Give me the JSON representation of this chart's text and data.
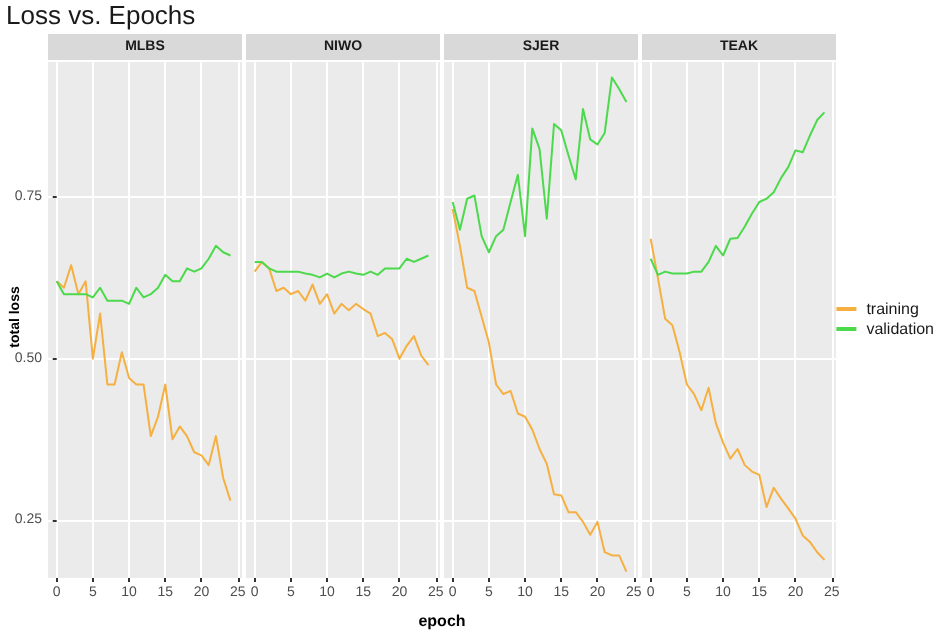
{
  "chart_data": [
    {
      "type": "line",
      "title": "Loss vs. Epochs",
      "subtitle": "MLBS",
      "ylabel": "total loss",
      "x": [
        0,
        1,
        2,
        3,
        4,
        5,
        6,
        7,
        8,
        9,
        10,
        11,
        12,
        13,
        14,
        15,
        16,
        17,
        18,
        19,
        20,
        21,
        22,
        23,
        24
      ],
      "xlim": [
        -1.2,
        25.6
      ],
      "xticks": [
        0,
        5,
        10,
        15,
        20,
        25
      ],
      "ylim": [
        0.16,
        0.96
      ],
      "yticks": [
        {
          "value": 0.25,
          "label": "0.25"
        },
        {
          "value": 0.5,
          "label": "0.50"
        },
        {
          "value": 0.75,
          "label": "0.75"
        }
      ],
      "grid": true,
      "legend": false,
      "series": [
        {
          "color": "#f5b041",
          "values": [
            0.62,
            0.61,
            0.645,
            0.6,
            0.62,
            0.5,
            0.57,
            0.46,
            0.46,
            0.51,
            0.47,
            0.46,
            0.46,
            0.38,
            0.41,
            0.46,
            0.375,
            0.395,
            0.38,
            0.355,
            0.35,
            0.335,
            0.38,
            0.315,
            0.28
          ]
        },
        {
          "color": "#4cd94c",
          "values": [
            0.62,
            0.6,
            0.6,
            0.6,
            0.6,
            0.595,
            0.61,
            0.59,
            0.59,
            0.59,
            0.585,
            0.61,
            0.595,
            0.6,
            0.61,
            0.63,
            0.62,
            0.62,
            0.64,
            0.635,
            0.64,
            0.655,
            0.675,
            0.665,
            0.66
          ]
        }
      ]
    },
    {
      "type": "line",
      "subtitle": "NIWO",
      "xlabel": "epoch",
      "x": [
        0,
        1,
        2,
        3,
        4,
        5,
        6,
        7,
        8,
        9,
        10,
        11,
        12,
        13,
        14,
        15,
        16,
        17,
        18,
        19,
        20,
        21,
        22,
        23,
        24
      ],
      "xlim": [
        -1.2,
        25.6
      ],
      "xticks": [
        0,
        5,
        10,
        15,
        20,
        25
      ],
      "ylim": [
        0.16,
        0.96
      ],
      "yticks": [
        0.25,
        0.5,
        0.75
      ],
      "grid": true,
      "legend": false,
      "tick_labels": "x",
      "series": [
        {
          "color": "#f5b041",
          "values": [
            0.635,
            0.65,
            0.64,
            0.605,
            0.61,
            0.6,
            0.605,
            0.59,
            0.615,
            0.585,
            0.6,
            0.57,
            0.585,
            0.575,
            0.585,
            0.577,
            0.57,
            0.535,
            0.54,
            0.53,
            0.5,
            0.52,
            0.535,
            0.505,
            0.49
          ]
        },
        {
          "color": "#4cd94c",
          "values": [
            0.65,
            0.65,
            0.64,
            0.635,
            0.635,
            0.635,
            0.635,
            0.632,
            0.63,
            0.626,
            0.632,
            0.626,
            0.632,
            0.635,
            0.632,
            0.63,
            0.635,
            0.63,
            0.64,
            0.64,
            0.64,
            0.655,
            0.65,
            0.655,
            0.66
          ]
        }
      ]
    },
    {
      "type": "line",
      "subtitle": "SJER",
      "x": [
        0,
        1,
        2,
        3,
        4,
        5,
        6,
        7,
        8,
        9,
        10,
        11,
        12,
        13,
        14,
        15,
        16,
        17,
        18,
        19,
        20,
        21,
        22,
        23,
        24
      ],
      "xlim": [
        -1.2,
        25.6
      ],
      "xticks": [
        0,
        5,
        10,
        15,
        20,
        25
      ],
      "ylim": [
        0.16,
        0.96
      ],
      "yticks": [
        0.25,
        0.5,
        0.75
      ],
      "grid": true,
      "legend": false,
      "tick_labels": "x",
      "series": [
        {
          "color": "#f5b041",
          "values": [
            0.732,
            0.675,
            0.61,
            0.605,
            0.565,
            0.525,
            0.46,
            0.445,
            0.45,
            0.415,
            0.41,
            0.39,
            0.36,
            0.337,
            0.29,
            0.288,
            0.262,
            0.262,
            0.247,
            0.227,
            0.247,
            0.2,
            0.195,
            0.195,
            0.17
          ]
        },
        {
          "color": "#4cd94c",
          "values": [
            0.743,
            0.7,
            0.748,
            0.753,
            0.69,
            0.665,
            0.69,
            0.7,
            0.743,
            0.785,
            0.69,
            0.857,
            0.825,
            0.717,
            0.864,
            0.854,
            0.815,
            0.778,
            0.887,
            0.84,
            0.832,
            0.85,
            0.936,
            0.918,
            0.898
          ]
        }
      ]
    },
    {
      "type": "line",
      "subtitle": "TEAK",
      "x": [
        0,
        1,
        2,
        3,
        4,
        5,
        6,
        7,
        8,
        9,
        10,
        11,
        12,
        13,
        14,
        15,
        16,
        17,
        18,
        19,
        20,
        21,
        22,
        23,
        24
      ],
      "xlim": [
        -1.2,
        25.6
      ],
      "xticks": [
        0,
        5,
        10,
        15,
        20,
        25
      ],
      "ylim": [
        0.16,
        0.96
      ],
      "yticks": [
        0.25,
        0.5,
        0.75
      ],
      "grid": true,
      "legend": "right",
      "tick_labels": "x",
      "series": [
        {
          "name": "training",
          "color": "#f5b041",
          "values": [
            0.686,
            0.625,
            0.562,
            0.552,
            0.51,
            0.46,
            0.445,
            0.42,
            0.455,
            0.4,
            0.37,
            0.345,
            0.36,
            0.335,
            0.325,
            0.32,
            0.27,
            0.3,
            0.283,
            0.268,
            0.252,
            0.226,
            0.216,
            0.2,
            0.188
          ]
        },
        {
          "name": "validation",
          "color": "#4cd94c",
          "values": [
            0.655,
            0.63,
            0.635,
            0.632,
            0.632,
            0.632,
            0.635,
            0.635,
            0.65,
            0.675,
            0.66,
            0.686,
            0.687,
            0.705,
            0.725,
            0.743,
            0.748,
            0.758,
            0.78,
            0.797,
            0.823,
            0.82,
            0.846,
            0.87,
            0.882
          ]
        }
      ]
    }
  ]
}
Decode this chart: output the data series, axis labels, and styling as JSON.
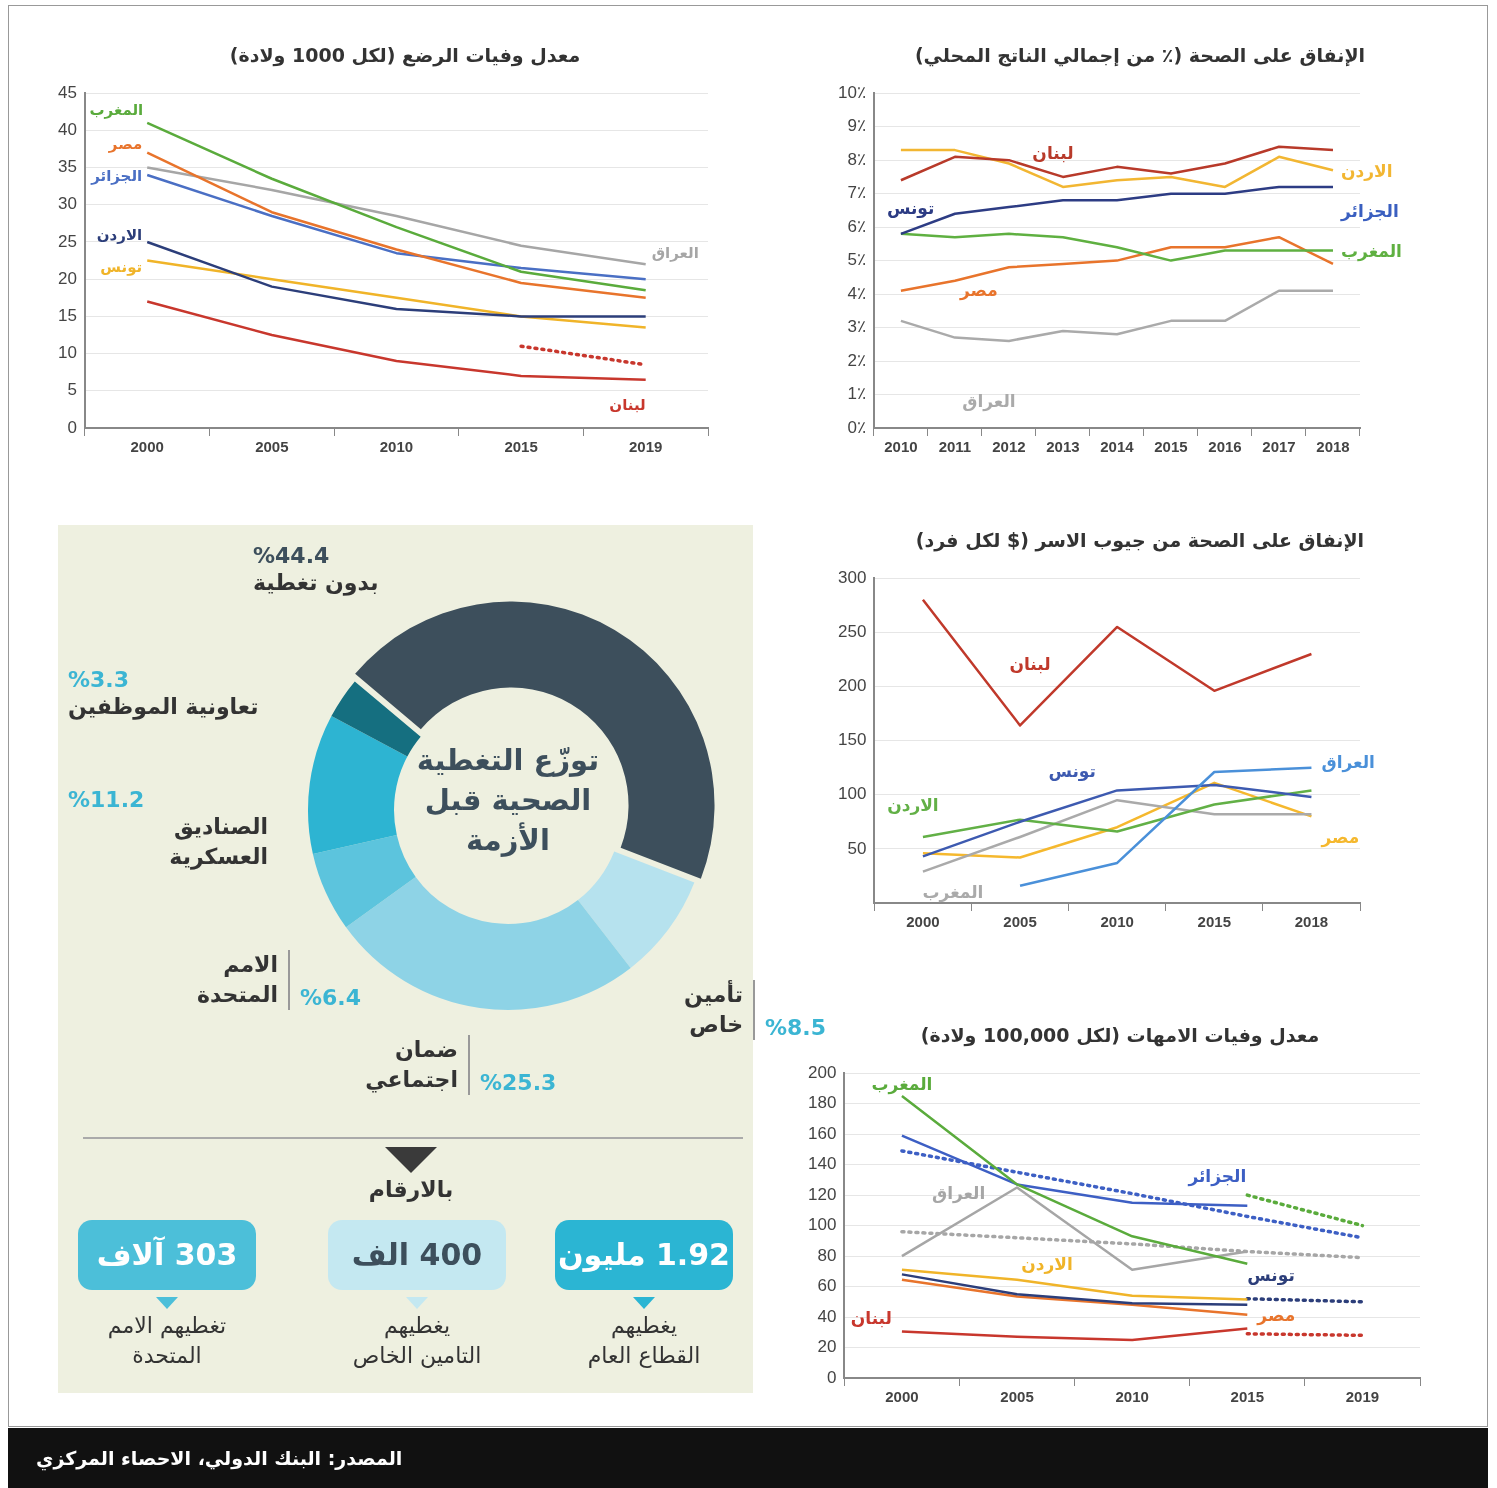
{
  "chart_data": [
    {
      "type": "line",
      "title": "معدل وفيات الرضع (لكل 1000 ولادة)",
      "categories": [
        "2000",
        "2005",
        "2010",
        "2015",
        "2019"
      ],
      "ylim": [
        0,
        45
      ],
      "yticks": [
        0,
        5,
        10,
        15,
        20,
        25,
        30,
        35,
        40,
        45
      ],
      "grid": "y",
      "legend": false,
      "series": [
        {
          "name": "المغرب",
          "color": "#5aab3c",
          "values": [
            41,
            33.5,
            27,
            21,
            18.5
          ]
        },
        {
          "name": "مصر",
          "color": "#e8742c",
          "values": [
            37,
            29,
            24,
            19.5,
            17.5
          ]
        },
        {
          "name": "الجزائر",
          "color": "#4a6fc4",
          "values": [
            34,
            28.5,
            23.5,
            21.5,
            20
          ]
        },
        {
          "name": "العراق",
          "color": "#a6a6a6",
          "values": [
            35,
            32,
            28.5,
            24.5,
            22
          ]
        },
        {
          "name": "الاردن",
          "color": "#2c3e7a",
          "values": [
            25,
            19,
            16,
            15,
            15
          ]
        },
        {
          "name": "تونس",
          "color": "#f0b429",
          "values": [
            22.5,
            20,
            17.5,
            15,
            13.5
          ]
        },
        {
          "name": "لبنان",
          "color": "#c8372d",
          "values": [
            17,
            12.5,
            9,
            7,
            6.5
          ]
        },
        {
          "color": "#c8372d",
          "line_style": "dotted",
          "values": [
            null,
            null,
            null,
            11,
            8.5
          ]
        }
      ]
    },
    {
      "type": "line",
      "title": "الإنفاق على الصحة (٪ من إجمالي الناتج المحلي)",
      "categories": [
        "2010",
        "2011",
        "2012",
        "2013",
        "2014",
        "2015",
        "2016",
        "2017",
        "2018"
      ],
      "ylim": [
        0,
        10
      ],
      "yticks": [
        {
          "value": 0,
          "label": "0٪"
        },
        {
          "value": 1,
          "label": "1٪"
        },
        {
          "value": 2,
          "label": "2٪"
        },
        {
          "value": 3,
          "label": "3٪"
        },
        {
          "value": 4,
          "label": "4٪"
        },
        {
          "value": 5,
          "label": "5٪"
        },
        {
          "value": 6,
          "label": "6٪"
        },
        {
          "value": 7,
          "label": "7٪"
        },
        {
          "value": 8,
          "label": "8٪"
        },
        {
          "value": 9,
          "label": "9٪"
        },
        {
          "value": 10,
          "label": "10٪"
        }
      ],
      "grid": "y",
      "legend": false,
      "series": [
        {
          "name": "لبنان",
          "color": "#b83a2a",
          "values": [
            7.4,
            8.1,
            8.0,
            7.5,
            7.8,
            7.6,
            7.9,
            8.4,
            8.3
          ]
        },
        {
          "name": "الاردن",
          "color": "#f2b632",
          "values": [
            8.3,
            8.3,
            7.9,
            7.2,
            7.4,
            7.5,
            7.2,
            8.1,
            7.7
          ]
        },
        {
          "name": "تونس",
          "color": "#2d3c84",
          "values": [
            5.8,
            6.4,
            6.6,
            6.8,
            6.8,
            7.0,
            7.0,
            7.2,
            7.2
          ]
        },
        {
          "name": "الجزائر",
          "color": "#3a5fc0",
          "values": [
            null,
            null,
            null,
            null,
            null,
            null,
            null,
            null,
            null
          ]
        },
        {
          "name": "المغرب",
          "color": "#5fb041",
          "values": [
            5.8,
            5.7,
            5.8,
            5.7,
            5.4,
            5.0,
            5.3,
            5.3,
            5.3
          ]
        },
        {
          "name": "مصر",
          "color": "#e8742c",
          "values": [
            4.1,
            4.4,
            4.8,
            4.9,
            5.0,
            5.4,
            5.4,
            5.7,
            4.9
          ]
        },
        {
          "name": "العراق",
          "color": "#aaaaaa",
          "values": [
            3.2,
            2.7,
            2.6,
            2.9,
            2.8,
            3.2,
            3.2,
            4.1,
            4.1
          ]
        }
      ]
    },
    {
      "type": "donut",
      "title": "توزّع التغطية الصحية قبل الأزمة",
      "categories": [
        "بدون تغطية",
        "تأمين خاص",
        "ضمان اجتماعي",
        "الامم المتحدة",
        "الصناديق العسكرية",
        "تعاونية الموظفين"
      ],
      "values": [
        44.4,
        8.5,
        25.3,
        6.4,
        11.2,
        3.3
      ],
      "value_labels": [
        "%44.4",
        "%8.5",
        "%25.3",
        "%6.4",
        "%11.2",
        "%3.3"
      ],
      "colors": [
        "#3d4f5c",
        "#b6e2ee",
        "#8ed3e6",
        "#5cc4dd",
        "#2db4d2",
        "#156f80"
      ],
      "legend": false
    },
    {
      "type": "line",
      "title": "الإنفاق على الصحة من جيوب الاسر ($ لكل فرد)",
      "categories": [
        "2000",
        "2005",
        "2010",
        "2015",
        "2018"
      ],
      "ylim": [
        0,
        300
      ],
      "yticks": [
        50,
        100,
        150,
        200,
        250,
        300
      ],
      "grid": "y",
      "legend": false,
      "series": [
        {
          "name": "لبنان",
          "color": "#c0392b",
          "values": [
            280,
            164,
            255,
            196,
            230
          ]
        },
        {
          "name": "العراق",
          "color": "#4a90d9",
          "values": [
            null,
            16,
            37,
            121,
            125
          ]
        },
        {
          "name": "تونس",
          "color": "#3d5ab0",
          "values": [
            43,
            75,
            104,
            109,
            98
          ]
        },
        {
          "name": "الاردن",
          "color": "#62b046",
          "values": [
            61,
            77,
            66,
            91,
            104
          ]
        },
        {
          "name": "المغرب",
          "color": "#aaaaaa",
          "values": [
            29,
            61,
            95,
            82,
            82
          ]
        },
        {
          "name": "مصر",
          "color": "#f5b82e",
          "values": [
            46,
            42,
            70,
            111,
            80
          ]
        }
      ]
    },
    {
      "type": "other",
      "title": "بالارقام",
      "categories": [
        "تغطيهم الامم المتحدة",
        "يغطيهم التامين الخاص",
        "يغطيهم القطاع العام"
      ],
      "value_labels": [
        "303 آلاف",
        "400 الف",
        "1.92 مليون"
      ],
      "colors": [
        "#4cbfd9",
        "#c4e8f1",
        "#2bb5d3"
      ],
      "annotations": [
        "المصدر: البنك الدولي، الاحصاء المركزي"
      ]
    },
    {
      "type": "line",
      "title": "معدل وفيات الامهات (لكل 100,000 ولادة)",
      "categories": [
        "2000",
        "2005",
        "2010",
        "2015",
        "2019"
      ],
      "ylim": [
        0,
        200
      ],
      "yticks": [
        0,
        20,
        40,
        60,
        80,
        100,
        120,
        140,
        160,
        180,
        200
      ],
      "grid": "y",
      "legend": false,
      "series": [
        {
          "name": "المغرب",
          "color": "#5aab3c",
          "values": [
            185,
            127,
            93,
            75,
            null
          ]
        },
        {
          "name": "الجزائر",
          "color": "#3d5fc4",
          "values": [
            159,
            127,
            115,
            113,
            null
          ]
        },
        {
          "name": "العراق",
          "color": "#a6a6a6",
          "values": [
            80,
            125,
            71,
            83,
            null
          ]
        },
        {
          "name": "الاردن",
          "color": "#f0b429",
          "values": [
            71,
            64.5,
            54,
            51.5,
            null
          ]
        },
        {
          "name": "تونس",
          "color": "#2c3e7a",
          "values": [
            68,
            55,
            49,
            48,
            null
          ]
        },
        {
          "name": "مصر",
          "color": "#e8742c",
          "values": [
            64.5,
            53.5,
            48,
            41.5,
            null
          ]
        },
        {
          "name": "لبنان",
          "color": "#c8372d",
          "values": [
            30.5,
            27,
            25,
            32.5,
            null
          ]
        },
        {
          "color": "#5aab3c",
          "line_style": "dotted",
          "values": [
            null,
            null,
            null,
            120,
            100
          ]
        },
        {
          "color": "#3d5fc4",
          "line_style": "dotted",
          "values": [
            149,
            135,
            121,
            106,
            92
          ]
        },
        {
          "color": "#a6a6a6",
          "line_style": "dotted",
          "values": [
            96,
            92,
            88,
            83,
            79
          ]
        },
        {
          "color": "#2c3e7a",
          "line_style": "dotted",
          "values": [
            null,
            null,
            null,
            52,
            50
          ]
        },
        {
          "color": "#c8372d",
          "line_style": "dotted",
          "values": [
            null,
            null,
            null,
            29,
            28
          ]
        }
      ]
    }
  ]
}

——

Which lines include the word "معدل"? List them all.

# [Exercise output]
      "title": "معدل وفيات الرضع (لكل 1000 ولادة)",
      "title": "معدل وفيات الامهات (لكل 100,000 ولادة)",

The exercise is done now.